(Entries taken from a collection)
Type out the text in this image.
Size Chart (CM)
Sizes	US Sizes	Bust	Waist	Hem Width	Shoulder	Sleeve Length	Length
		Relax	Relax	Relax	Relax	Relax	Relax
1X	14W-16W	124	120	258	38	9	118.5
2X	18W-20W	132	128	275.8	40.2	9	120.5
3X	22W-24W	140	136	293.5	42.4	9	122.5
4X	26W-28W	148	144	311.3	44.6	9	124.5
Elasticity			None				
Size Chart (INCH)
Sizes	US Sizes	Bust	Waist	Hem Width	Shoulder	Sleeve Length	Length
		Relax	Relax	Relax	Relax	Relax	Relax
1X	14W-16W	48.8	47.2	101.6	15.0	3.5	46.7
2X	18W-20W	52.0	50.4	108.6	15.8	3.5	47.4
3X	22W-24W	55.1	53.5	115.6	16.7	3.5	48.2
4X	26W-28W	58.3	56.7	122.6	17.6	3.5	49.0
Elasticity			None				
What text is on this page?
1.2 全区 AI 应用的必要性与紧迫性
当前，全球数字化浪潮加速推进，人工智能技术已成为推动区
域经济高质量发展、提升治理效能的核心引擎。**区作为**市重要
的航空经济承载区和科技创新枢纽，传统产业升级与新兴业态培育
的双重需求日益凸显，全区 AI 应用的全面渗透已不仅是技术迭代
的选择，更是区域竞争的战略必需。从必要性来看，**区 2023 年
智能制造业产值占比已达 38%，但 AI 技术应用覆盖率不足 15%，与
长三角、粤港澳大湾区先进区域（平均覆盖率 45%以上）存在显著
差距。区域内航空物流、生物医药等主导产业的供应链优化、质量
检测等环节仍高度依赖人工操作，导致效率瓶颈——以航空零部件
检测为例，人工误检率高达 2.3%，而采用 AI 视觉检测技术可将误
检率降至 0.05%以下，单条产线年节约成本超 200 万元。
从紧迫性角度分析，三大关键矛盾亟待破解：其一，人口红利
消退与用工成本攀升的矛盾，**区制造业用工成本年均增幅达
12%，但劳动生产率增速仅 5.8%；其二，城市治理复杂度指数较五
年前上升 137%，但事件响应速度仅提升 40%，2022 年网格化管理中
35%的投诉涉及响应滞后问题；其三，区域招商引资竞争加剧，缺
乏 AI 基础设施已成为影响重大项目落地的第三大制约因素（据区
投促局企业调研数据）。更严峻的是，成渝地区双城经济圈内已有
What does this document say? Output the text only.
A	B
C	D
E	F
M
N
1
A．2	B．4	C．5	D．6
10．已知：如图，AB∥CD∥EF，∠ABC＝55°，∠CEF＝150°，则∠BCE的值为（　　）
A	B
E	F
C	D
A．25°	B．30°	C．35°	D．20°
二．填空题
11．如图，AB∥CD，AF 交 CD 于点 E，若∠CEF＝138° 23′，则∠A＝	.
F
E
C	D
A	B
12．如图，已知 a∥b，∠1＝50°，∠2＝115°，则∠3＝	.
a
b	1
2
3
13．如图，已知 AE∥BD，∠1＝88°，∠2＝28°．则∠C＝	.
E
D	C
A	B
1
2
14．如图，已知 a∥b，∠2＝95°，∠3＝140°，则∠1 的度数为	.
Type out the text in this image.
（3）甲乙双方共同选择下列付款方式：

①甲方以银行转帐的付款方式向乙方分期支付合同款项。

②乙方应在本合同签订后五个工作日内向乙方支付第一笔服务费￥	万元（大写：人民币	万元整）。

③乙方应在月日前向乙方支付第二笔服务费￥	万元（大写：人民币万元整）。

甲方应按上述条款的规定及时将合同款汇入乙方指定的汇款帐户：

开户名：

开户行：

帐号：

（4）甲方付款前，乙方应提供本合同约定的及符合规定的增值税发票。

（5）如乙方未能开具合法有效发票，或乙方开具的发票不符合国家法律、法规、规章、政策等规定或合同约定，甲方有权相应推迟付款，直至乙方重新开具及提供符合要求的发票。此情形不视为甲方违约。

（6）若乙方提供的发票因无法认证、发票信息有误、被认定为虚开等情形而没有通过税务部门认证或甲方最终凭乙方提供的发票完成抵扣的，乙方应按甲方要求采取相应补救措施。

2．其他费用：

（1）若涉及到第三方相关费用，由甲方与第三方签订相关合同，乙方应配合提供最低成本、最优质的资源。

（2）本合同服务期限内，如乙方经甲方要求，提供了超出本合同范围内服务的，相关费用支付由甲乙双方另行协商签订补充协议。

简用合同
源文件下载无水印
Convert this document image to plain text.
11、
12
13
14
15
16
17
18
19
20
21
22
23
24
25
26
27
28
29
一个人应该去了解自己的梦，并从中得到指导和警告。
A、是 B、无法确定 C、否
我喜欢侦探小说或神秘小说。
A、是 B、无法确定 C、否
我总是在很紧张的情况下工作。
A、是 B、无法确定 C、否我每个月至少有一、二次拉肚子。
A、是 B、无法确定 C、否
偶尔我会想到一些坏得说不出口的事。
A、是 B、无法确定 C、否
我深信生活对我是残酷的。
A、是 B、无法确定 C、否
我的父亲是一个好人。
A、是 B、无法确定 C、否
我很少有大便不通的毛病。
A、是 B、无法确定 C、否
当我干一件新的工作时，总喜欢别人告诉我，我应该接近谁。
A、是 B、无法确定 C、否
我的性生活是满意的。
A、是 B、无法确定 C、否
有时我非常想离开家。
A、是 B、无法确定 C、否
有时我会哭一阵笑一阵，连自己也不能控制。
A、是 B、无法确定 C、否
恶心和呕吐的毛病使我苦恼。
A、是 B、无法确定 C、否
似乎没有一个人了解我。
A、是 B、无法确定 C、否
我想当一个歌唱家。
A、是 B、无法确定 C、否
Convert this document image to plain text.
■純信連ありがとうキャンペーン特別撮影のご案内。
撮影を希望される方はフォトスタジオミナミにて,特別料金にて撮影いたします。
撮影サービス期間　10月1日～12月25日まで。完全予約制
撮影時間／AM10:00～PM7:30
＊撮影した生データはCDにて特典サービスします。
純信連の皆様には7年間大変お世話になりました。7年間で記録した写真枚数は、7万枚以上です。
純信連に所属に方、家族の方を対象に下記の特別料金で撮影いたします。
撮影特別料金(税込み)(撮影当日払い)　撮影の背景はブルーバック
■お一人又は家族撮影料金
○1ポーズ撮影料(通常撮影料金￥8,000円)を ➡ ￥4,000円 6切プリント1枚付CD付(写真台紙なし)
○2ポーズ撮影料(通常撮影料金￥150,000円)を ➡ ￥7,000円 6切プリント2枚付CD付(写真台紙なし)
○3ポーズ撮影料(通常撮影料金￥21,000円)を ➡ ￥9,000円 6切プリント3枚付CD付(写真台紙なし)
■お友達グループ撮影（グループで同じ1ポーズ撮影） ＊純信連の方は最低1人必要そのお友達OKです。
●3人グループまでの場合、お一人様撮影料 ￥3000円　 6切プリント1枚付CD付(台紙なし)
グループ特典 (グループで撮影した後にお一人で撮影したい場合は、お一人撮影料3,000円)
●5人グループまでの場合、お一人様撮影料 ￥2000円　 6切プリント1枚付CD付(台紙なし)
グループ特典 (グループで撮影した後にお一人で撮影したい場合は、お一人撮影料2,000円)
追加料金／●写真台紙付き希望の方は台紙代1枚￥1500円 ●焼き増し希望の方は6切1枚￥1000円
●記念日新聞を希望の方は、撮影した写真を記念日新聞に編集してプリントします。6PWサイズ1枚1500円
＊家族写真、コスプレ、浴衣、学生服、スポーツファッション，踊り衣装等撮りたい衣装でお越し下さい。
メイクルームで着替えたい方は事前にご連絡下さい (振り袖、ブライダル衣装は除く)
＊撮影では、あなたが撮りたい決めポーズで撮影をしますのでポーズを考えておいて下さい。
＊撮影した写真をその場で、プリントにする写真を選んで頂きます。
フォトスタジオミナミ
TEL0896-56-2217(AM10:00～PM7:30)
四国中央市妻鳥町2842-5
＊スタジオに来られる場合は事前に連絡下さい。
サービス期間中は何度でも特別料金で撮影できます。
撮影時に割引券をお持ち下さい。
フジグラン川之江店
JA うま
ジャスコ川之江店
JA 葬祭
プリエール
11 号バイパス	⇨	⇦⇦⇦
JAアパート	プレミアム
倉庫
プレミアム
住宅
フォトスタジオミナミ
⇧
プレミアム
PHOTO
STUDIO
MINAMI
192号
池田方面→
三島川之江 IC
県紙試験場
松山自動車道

• _PROBLEM TO WORK ON_
Where a line of the entries contains the word "写真台紙なし", copy that line.

• _OUTPUT_
○1ポーズ撮影料(通常撮影料金￥8,000円)を ➡ ￥4,000円 6切プリント1枚付CD付(写真台紙なし)
○2ポーズ撮影料(通常撮影料金￥150,000円)を ➡ ￥7,000円 6切プリント2枚付CD付(写真台紙なし)
○3ポーズ撮影料(通常撮影料金￥21,000円)を ➡ ￥9,000円 6切プリント3枚付CD付(写真台紙なし)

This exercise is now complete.